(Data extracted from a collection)
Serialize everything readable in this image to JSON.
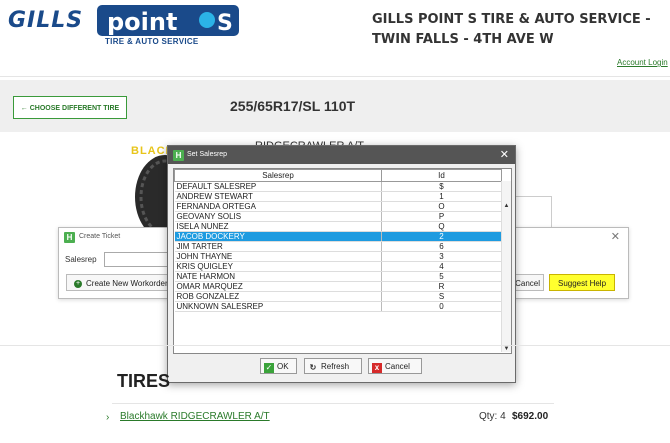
{
  "header": {
    "brand_gills": "GILLS",
    "brand_points": "point S",
    "brand_tagline": "TIRE & AUTO SERVICE",
    "store_title": "GILLS POINT S TIRE & AUTO SERVICE - TWIN FALLS - 4TH AVE W",
    "account_login": "Account Login"
  },
  "toolbar": {
    "choose_tire": "← CHOOSE DIFFERENT TIRE",
    "tire_size": "255/65R17/SL 110T"
  },
  "product": {
    "brand_logo": "BLACKHAWK",
    "name_partial": "RIDGECRAWLER A/T"
  },
  "create_ticket": {
    "title": "Create Ticket",
    "salesrep_label": "Salesrep",
    "new_workorder": "Create New Workorder",
    "cancel": "Cancel",
    "suggest_help": "Suggest Help"
  },
  "dialog": {
    "title": "Set Salesrep",
    "columns": [
      "Salesrep",
      "Id"
    ],
    "rows": [
      {
        "name": "DEFAULT SALESREP",
        "id": "$"
      },
      {
        "name": "ANDREW STEWART",
        "id": "1"
      },
      {
        "name": "FERNANDA ORTEGA",
        "id": "O"
      },
      {
        "name": "GEOVANY SOLIS",
        "id": "P"
      },
      {
        "name": "ISELA NUNEZ",
        "id": "Q"
      },
      {
        "name": "JACOB DOCKERY",
        "id": "2"
      },
      {
        "name": "JIM TARTER",
        "id": "6"
      },
      {
        "name": "JOHN THAYNE",
        "id": "3"
      },
      {
        "name": "KRIS QUIGLEY",
        "id": "4"
      },
      {
        "name": "NATE HARMON",
        "id": "5"
      },
      {
        "name": "OMAR MARQUEZ",
        "id": "R"
      },
      {
        "name": "ROB GONZALEZ",
        "id": "S"
      },
      {
        "name": "UNKNOWN SALESREP",
        "id": "0"
      }
    ],
    "selected_row": "JACOB DOCKERY",
    "buttons": {
      "ok": "OK",
      "refresh": "Refresh",
      "cancel": "Cancel"
    }
  },
  "cart": {
    "heading": "TIRES",
    "item_name": "Blackhawk RIDGECRAWLER A/T",
    "item_qty": "Qty: 4",
    "item_price": "$692.00"
  },
  "colors": {
    "brand_blue": "#1a4a8a",
    "accent_green": "#2a7a2a",
    "selection_blue": "#1e9be0",
    "suggest_yellow": "#ffff2e"
  }
}
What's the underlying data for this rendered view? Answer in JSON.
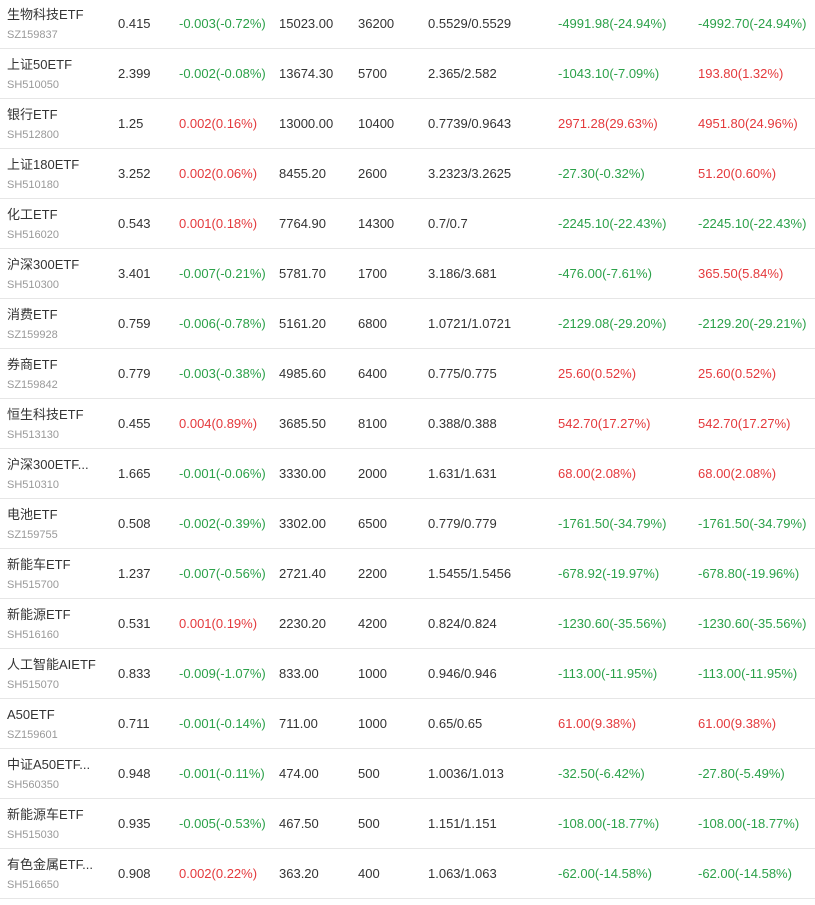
{
  "colors": {
    "up": "#e4393c",
    "down": "#2ba149",
    "text": "#333333",
    "code": "#999999",
    "divider": "#e6e6e6"
  },
  "rows": [
    {
      "name": "生物科技ETF",
      "code": "SZ159837",
      "price": "0.415",
      "change": "-0.003(-0.72%)",
      "change_dir": "down",
      "market_value": "15023.00",
      "quantity": "36200",
      "cost": "0.5529/0.5529",
      "pnl": "-4991.98(-24.94%)",
      "pnl_dir": "down",
      "pnl2": "-4992.70(-24.94%)",
      "pnl2_dir": "down"
    },
    {
      "name": "上证50ETF",
      "code": "SH510050",
      "price": "2.399",
      "change": "-0.002(-0.08%)",
      "change_dir": "down",
      "market_value": "13674.30",
      "quantity": "5700",
      "cost": "2.365/2.582",
      "pnl": "-1043.10(-7.09%)",
      "pnl_dir": "down",
      "pnl2": "193.80(1.32%)",
      "pnl2_dir": "up"
    },
    {
      "name": "银行ETF",
      "code": "SH512800",
      "price": "1.25",
      "change": "0.002(0.16%)",
      "change_dir": "up",
      "market_value": "13000.00",
      "quantity": "10400",
      "cost": "0.7739/0.9643",
      "pnl": "2971.28(29.63%)",
      "pnl_dir": "up",
      "pnl2": "4951.80(24.96%)",
      "pnl2_dir": "up"
    },
    {
      "name": "上证180ETF",
      "code": "SH510180",
      "price": "3.252",
      "change": "0.002(0.06%)",
      "change_dir": "up",
      "market_value": "8455.20",
      "quantity": "2600",
      "cost": "3.2323/3.2625",
      "pnl": "-27.30(-0.32%)",
      "pnl_dir": "down",
      "pnl2": "51.20(0.60%)",
      "pnl2_dir": "up"
    },
    {
      "name": "化工ETF",
      "code": "SH516020",
      "price": "0.543",
      "change": "0.001(0.18%)",
      "change_dir": "up",
      "market_value": "7764.90",
      "quantity": "14300",
      "cost": "0.7/0.7",
      "pnl": "-2245.10(-22.43%)",
      "pnl_dir": "down",
      "pnl2": "-2245.10(-22.43%)",
      "pnl2_dir": "down"
    },
    {
      "name": "沪深300ETF",
      "code": "SH510300",
      "price": "3.401",
      "change": "-0.007(-0.21%)",
      "change_dir": "down",
      "market_value": "5781.70",
      "quantity": "1700",
      "cost": "3.186/3.681",
      "pnl": "-476.00(-7.61%)",
      "pnl_dir": "down",
      "pnl2": "365.50(5.84%)",
      "pnl2_dir": "up"
    },
    {
      "name": "消费ETF",
      "code": "SZ159928",
      "price": "0.759",
      "change": "-0.006(-0.78%)",
      "change_dir": "down",
      "market_value": "5161.20",
      "quantity": "6800",
      "cost": "1.0721/1.0721",
      "pnl": "-2129.08(-29.20%)",
      "pnl_dir": "down",
      "pnl2": "-2129.20(-29.21%)",
      "pnl2_dir": "down"
    },
    {
      "name": "券商ETF",
      "code": "SZ159842",
      "price": "0.779",
      "change": "-0.003(-0.38%)",
      "change_dir": "down",
      "market_value": "4985.60",
      "quantity": "6400",
      "cost": "0.775/0.775",
      "pnl": "25.60(0.52%)",
      "pnl_dir": "up",
      "pnl2": "25.60(0.52%)",
      "pnl2_dir": "up"
    },
    {
      "name": "恒生科技ETF",
      "code": "SH513130",
      "price": "0.455",
      "change": "0.004(0.89%)",
      "change_dir": "up",
      "market_value": "3685.50",
      "quantity": "8100",
      "cost": "0.388/0.388",
      "pnl": "542.70(17.27%)",
      "pnl_dir": "up",
      "pnl2": "542.70(17.27%)",
      "pnl2_dir": "up"
    },
    {
      "name": "沪深300ETF...",
      "code": "SH510310",
      "price": "1.665",
      "change": "-0.001(-0.06%)",
      "change_dir": "down",
      "market_value": "3330.00",
      "quantity": "2000",
      "cost": "1.631/1.631",
      "pnl": "68.00(2.08%)",
      "pnl_dir": "up",
      "pnl2": "68.00(2.08%)",
      "pnl2_dir": "up"
    },
    {
      "name": "电池ETF",
      "code": "SZ159755",
      "price": "0.508",
      "change": "-0.002(-0.39%)",
      "change_dir": "down",
      "market_value": "3302.00",
      "quantity": "6500",
      "cost": "0.779/0.779",
      "pnl": "-1761.50(-34.79%)",
      "pnl_dir": "down",
      "pnl2": "-1761.50(-34.79%)",
      "pnl2_dir": "down"
    },
    {
      "name": "新能车ETF",
      "code": "SH515700",
      "price": "1.237",
      "change": "-0.007(-0.56%)",
      "change_dir": "down",
      "market_value": "2721.40",
      "quantity": "2200",
      "cost": "1.5455/1.5456",
      "pnl": "-678.92(-19.97%)",
      "pnl_dir": "down",
      "pnl2": "-678.80(-19.96%)",
      "pnl2_dir": "down"
    },
    {
      "name": "新能源ETF",
      "code": "SH516160",
      "price": "0.531",
      "change": "0.001(0.19%)",
      "change_dir": "up",
      "market_value": "2230.20",
      "quantity": "4200",
      "cost": "0.824/0.824",
      "pnl": "-1230.60(-35.56%)",
      "pnl_dir": "down",
      "pnl2": "-1230.60(-35.56%)",
      "pnl2_dir": "down"
    },
    {
      "name": "人工智能AIETF",
      "code": "SH515070",
      "price": "0.833",
      "change": "-0.009(-1.07%)",
      "change_dir": "down",
      "market_value": "833.00",
      "quantity": "1000",
      "cost": "0.946/0.946",
      "pnl": "-113.00(-11.95%)",
      "pnl_dir": "down",
      "pnl2": "-113.00(-11.95%)",
      "pnl2_dir": "down"
    },
    {
      "name": "A50ETF",
      "code": "SZ159601",
      "price": "0.711",
      "change": "-0.001(-0.14%)",
      "change_dir": "down",
      "market_value": "711.00",
      "quantity": "1000",
      "cost": "0.65/0.65",
      "pnl": "61.00(9.38%)",
      "pnl_dir": "up",
      "pnl2": "61.00(9.38%)",
      "pnl2_dir": "up"
    },
    {
      "name": "中证A50ETF...",
      "code": "SH560350",
      "price": "0.948",
      "change": "-0.001(-0.11%)",
      "change_dir": "down",
      "market_value": "474.00",
      "quantity": "500",
      "cost": "1.0036/1.013",
      "pnl": "-32.50(-6.42%)",
      "pnl_dir": "down",
      "pnl2": "-27.80(-5.49%)",
      "pnl2_dir": "down"
    },
    {
      "name": "新能源车ETF",
      "code": "SH515030",
      "price": "0.935",
      "change": "-0.005(-0.53%)",
      "change_dir": "down",
      "market_value": "467.50",
      "quantity": "500",
      "cost": "1.151/1.151",
      "pnl": "-108.00(-18.77%)",
      "pnl_dir": "down",
      "pnl2": "-108.00(-18.77%)",
      "pnl2_dir": "down"
    },
    {
      "name": "有色金属ETF...",
      "code": "SH516650",
      "price": "0.908",
      "change": "0.002(0.22%)",
      "change_dir": "up",
      "market_value": "363.20",
      "quantity": "400",
      "cost": "1.063/1.063",
      "pnl": "-62.00(-14.58%)",
      "pnl_dir": "down",
      "pnl2": "-62.00(-14.58%)",
      "pnl2_dir": "down"
    }
  ]
}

[STATED GOAL]: Using the records given above, list every line that includes the word "DOCKERY".

[SOLUTION TO THE EXERCISE]:
        "name": "JACOB DOCKERY",
    "selected_row": "JACOB DOCKERY",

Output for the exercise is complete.